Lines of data
====
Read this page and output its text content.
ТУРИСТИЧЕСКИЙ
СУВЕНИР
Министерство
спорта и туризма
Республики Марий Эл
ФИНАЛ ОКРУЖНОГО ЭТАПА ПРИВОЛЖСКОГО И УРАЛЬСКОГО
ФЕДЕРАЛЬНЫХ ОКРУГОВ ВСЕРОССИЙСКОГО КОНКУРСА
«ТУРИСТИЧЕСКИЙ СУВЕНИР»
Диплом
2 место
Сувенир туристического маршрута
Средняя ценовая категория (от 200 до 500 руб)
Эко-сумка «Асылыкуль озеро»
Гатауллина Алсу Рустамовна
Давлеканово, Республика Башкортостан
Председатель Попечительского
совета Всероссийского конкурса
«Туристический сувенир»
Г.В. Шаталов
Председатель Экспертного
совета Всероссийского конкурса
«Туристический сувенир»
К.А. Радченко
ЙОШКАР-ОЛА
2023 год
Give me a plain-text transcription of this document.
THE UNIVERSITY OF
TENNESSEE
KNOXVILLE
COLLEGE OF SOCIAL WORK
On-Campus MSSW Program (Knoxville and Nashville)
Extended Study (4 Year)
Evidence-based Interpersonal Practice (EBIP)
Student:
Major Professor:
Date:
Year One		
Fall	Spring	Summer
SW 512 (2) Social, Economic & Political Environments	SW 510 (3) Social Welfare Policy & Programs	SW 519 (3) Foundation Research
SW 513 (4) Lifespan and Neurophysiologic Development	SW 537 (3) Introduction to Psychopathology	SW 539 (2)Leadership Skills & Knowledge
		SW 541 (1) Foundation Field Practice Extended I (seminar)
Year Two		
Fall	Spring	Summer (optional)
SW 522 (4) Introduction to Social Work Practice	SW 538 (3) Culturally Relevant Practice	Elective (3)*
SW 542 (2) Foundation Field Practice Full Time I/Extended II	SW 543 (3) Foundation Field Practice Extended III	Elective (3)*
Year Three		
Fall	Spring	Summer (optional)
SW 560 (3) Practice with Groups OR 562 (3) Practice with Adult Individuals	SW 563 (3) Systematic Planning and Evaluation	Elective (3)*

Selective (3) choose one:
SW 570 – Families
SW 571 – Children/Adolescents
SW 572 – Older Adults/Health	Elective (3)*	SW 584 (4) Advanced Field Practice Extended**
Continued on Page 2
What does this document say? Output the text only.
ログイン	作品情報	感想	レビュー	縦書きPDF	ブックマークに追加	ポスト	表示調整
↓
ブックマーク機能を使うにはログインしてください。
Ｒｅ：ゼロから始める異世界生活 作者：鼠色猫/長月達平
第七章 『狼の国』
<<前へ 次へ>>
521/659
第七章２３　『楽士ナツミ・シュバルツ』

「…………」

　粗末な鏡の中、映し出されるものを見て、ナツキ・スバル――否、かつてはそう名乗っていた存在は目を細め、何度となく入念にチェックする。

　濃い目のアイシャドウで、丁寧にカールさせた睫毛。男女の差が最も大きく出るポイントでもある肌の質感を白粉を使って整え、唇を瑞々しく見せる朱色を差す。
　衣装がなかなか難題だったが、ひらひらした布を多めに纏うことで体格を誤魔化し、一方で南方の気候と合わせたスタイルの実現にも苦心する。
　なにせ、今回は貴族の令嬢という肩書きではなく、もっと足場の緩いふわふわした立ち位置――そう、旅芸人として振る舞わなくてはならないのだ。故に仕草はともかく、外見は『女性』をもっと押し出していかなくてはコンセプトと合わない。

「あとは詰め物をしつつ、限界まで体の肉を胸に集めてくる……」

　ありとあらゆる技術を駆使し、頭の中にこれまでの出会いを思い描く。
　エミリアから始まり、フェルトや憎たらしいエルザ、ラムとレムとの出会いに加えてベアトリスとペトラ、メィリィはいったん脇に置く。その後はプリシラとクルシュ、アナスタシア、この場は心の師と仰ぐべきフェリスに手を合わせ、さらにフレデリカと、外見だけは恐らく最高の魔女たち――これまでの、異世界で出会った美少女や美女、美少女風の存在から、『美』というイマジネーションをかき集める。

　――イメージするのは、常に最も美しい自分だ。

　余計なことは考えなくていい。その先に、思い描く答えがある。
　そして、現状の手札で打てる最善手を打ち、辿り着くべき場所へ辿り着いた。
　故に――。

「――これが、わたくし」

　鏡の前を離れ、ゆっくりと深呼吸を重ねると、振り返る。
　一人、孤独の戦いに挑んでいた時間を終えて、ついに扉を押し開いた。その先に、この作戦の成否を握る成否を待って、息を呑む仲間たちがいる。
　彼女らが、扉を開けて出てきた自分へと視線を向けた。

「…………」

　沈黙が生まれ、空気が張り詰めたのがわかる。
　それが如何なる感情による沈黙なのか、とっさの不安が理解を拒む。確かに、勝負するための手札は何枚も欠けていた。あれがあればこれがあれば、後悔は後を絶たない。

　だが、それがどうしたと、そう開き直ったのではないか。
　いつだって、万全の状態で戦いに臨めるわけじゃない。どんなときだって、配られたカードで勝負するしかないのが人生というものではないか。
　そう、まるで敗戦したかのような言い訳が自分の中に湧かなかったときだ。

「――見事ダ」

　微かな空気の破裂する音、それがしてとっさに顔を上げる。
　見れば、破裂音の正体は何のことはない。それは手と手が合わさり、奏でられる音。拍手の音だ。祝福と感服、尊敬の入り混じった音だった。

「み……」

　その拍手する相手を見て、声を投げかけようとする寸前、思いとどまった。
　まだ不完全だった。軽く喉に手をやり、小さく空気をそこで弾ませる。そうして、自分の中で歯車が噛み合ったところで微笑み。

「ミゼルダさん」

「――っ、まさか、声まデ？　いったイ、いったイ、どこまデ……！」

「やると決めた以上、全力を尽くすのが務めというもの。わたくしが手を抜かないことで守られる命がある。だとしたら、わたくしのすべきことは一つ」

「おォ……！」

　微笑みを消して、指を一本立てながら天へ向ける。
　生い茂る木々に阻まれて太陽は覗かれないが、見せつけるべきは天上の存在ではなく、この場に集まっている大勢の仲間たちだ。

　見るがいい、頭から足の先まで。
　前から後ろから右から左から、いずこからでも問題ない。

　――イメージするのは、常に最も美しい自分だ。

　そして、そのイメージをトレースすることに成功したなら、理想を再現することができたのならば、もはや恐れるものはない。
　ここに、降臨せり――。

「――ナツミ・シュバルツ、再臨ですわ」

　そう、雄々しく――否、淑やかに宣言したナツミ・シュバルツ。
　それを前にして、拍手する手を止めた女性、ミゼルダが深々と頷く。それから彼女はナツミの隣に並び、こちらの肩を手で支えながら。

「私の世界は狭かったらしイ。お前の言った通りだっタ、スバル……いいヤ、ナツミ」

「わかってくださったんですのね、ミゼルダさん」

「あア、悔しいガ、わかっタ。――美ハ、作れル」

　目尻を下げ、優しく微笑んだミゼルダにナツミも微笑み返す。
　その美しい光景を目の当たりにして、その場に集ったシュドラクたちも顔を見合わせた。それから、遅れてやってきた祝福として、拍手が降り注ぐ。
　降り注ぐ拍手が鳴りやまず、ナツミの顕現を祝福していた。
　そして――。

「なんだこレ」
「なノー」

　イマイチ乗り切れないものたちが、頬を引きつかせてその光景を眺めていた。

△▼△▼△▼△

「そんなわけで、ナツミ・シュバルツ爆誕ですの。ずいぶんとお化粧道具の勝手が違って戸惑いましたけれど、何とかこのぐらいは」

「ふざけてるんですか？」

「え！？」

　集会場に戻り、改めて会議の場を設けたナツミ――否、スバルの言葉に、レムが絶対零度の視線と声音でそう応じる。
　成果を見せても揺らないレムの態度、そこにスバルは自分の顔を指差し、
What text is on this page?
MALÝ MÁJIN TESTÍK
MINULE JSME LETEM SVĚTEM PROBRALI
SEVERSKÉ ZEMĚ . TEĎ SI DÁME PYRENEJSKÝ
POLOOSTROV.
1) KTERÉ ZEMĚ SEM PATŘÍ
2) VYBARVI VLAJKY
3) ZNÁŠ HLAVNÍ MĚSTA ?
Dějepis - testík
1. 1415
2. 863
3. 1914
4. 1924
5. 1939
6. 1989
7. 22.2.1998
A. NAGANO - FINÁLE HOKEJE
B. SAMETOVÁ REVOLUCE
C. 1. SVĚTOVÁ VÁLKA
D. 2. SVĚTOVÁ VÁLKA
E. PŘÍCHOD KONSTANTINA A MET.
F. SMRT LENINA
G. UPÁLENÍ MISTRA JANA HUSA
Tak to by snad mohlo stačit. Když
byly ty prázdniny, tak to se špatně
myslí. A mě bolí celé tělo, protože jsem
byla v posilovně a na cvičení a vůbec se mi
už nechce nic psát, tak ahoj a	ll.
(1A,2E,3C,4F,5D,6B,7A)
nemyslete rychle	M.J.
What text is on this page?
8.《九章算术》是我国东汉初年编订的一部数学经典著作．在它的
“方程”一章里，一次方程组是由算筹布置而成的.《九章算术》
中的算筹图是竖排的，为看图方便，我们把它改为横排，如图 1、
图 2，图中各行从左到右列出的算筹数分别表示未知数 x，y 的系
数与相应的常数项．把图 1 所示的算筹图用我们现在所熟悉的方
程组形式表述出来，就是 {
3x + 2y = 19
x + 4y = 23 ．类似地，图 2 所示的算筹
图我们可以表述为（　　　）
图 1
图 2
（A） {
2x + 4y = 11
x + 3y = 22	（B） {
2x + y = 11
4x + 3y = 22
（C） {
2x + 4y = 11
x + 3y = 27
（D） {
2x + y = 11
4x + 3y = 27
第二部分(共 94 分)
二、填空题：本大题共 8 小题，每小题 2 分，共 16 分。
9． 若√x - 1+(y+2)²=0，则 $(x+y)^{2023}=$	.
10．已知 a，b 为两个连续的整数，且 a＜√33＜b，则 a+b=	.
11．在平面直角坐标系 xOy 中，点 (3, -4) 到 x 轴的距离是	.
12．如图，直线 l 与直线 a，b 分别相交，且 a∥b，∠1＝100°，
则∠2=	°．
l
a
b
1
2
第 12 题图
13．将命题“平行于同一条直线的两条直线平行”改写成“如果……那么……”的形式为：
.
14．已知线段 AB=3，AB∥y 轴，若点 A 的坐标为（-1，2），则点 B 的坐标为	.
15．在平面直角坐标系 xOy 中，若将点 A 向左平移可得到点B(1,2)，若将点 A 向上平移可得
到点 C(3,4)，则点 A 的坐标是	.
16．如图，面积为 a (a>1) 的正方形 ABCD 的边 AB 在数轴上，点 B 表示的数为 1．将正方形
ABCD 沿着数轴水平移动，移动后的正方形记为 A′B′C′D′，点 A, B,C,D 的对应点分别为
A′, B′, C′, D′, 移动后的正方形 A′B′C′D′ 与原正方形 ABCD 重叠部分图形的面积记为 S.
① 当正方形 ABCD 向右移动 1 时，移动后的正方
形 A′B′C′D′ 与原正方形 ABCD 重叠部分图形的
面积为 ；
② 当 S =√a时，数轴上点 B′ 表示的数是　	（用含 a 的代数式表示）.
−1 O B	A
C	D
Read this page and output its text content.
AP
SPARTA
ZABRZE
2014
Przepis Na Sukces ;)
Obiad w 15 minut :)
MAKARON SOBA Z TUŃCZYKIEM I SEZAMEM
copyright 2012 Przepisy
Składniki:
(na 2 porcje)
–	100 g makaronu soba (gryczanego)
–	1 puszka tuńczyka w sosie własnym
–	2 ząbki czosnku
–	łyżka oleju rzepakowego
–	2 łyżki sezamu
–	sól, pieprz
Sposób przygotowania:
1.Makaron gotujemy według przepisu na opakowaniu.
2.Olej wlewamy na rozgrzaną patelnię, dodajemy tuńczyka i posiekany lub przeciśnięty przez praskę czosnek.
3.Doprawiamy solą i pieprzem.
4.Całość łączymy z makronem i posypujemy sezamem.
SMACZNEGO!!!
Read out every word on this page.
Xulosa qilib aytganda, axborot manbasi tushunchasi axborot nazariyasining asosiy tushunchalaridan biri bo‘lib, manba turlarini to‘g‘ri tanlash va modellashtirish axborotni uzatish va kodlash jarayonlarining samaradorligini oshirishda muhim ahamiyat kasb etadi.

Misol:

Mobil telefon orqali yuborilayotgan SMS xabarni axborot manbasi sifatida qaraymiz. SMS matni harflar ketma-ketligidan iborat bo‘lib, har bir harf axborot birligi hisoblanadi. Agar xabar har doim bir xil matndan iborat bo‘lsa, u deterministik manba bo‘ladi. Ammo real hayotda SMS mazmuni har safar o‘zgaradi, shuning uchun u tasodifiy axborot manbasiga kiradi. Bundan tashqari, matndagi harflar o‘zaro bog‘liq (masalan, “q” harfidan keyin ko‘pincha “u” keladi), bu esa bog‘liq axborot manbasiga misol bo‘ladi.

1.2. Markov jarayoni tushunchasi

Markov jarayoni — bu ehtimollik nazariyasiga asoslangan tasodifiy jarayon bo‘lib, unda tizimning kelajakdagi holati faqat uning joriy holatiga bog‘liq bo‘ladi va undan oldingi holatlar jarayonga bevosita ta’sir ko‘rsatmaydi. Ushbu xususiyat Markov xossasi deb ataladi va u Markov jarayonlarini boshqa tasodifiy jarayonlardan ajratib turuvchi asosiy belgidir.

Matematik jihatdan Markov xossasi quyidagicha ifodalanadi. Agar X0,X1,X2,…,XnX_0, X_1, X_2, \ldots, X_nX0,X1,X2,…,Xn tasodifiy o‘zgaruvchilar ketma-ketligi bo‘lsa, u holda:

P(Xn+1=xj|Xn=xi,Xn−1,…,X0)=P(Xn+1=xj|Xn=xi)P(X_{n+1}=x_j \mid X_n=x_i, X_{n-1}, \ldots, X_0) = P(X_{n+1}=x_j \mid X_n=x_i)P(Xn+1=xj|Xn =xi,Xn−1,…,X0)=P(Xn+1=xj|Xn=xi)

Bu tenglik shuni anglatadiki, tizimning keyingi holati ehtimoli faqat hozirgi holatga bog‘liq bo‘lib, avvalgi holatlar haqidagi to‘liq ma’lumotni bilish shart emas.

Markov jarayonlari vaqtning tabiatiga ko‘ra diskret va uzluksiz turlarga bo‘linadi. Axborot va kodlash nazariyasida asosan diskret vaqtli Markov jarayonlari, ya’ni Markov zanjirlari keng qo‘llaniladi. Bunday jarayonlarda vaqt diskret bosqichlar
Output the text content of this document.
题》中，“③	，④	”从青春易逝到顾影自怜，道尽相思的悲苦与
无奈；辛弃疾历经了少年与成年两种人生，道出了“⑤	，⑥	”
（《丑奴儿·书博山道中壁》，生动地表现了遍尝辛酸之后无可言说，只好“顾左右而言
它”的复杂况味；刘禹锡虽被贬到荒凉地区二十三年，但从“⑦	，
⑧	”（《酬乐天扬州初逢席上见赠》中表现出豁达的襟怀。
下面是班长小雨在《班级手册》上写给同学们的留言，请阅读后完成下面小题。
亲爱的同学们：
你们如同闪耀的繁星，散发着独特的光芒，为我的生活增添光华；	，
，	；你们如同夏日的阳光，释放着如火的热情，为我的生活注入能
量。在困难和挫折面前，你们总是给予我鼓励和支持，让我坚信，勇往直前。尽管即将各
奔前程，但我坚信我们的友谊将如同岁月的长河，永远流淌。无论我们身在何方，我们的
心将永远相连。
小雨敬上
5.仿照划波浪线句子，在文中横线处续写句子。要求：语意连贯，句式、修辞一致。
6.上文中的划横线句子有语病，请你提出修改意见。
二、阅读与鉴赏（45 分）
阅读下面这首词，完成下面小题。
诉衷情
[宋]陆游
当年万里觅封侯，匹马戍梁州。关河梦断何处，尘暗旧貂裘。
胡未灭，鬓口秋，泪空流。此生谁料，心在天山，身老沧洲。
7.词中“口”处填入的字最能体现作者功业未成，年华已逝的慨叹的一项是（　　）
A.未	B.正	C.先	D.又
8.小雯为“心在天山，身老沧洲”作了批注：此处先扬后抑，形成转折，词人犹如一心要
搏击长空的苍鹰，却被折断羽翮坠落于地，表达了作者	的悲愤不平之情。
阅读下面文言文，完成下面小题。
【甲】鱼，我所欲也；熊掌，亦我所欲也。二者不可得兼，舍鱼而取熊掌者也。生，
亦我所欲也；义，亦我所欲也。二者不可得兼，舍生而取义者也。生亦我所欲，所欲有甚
====
Instructions to follow
Copy every single line of the material above that holds "亦我所欲也".

The result
【甲】鱼，我所欲也；熊掌，亦我所欲也。二者不可得兼，舍鱼而取熊掌者也。生，
亦我所欲也；义，亦我所欲也。二者不可得兼，舍生而取义者也。生亦我所欲，所欲有甚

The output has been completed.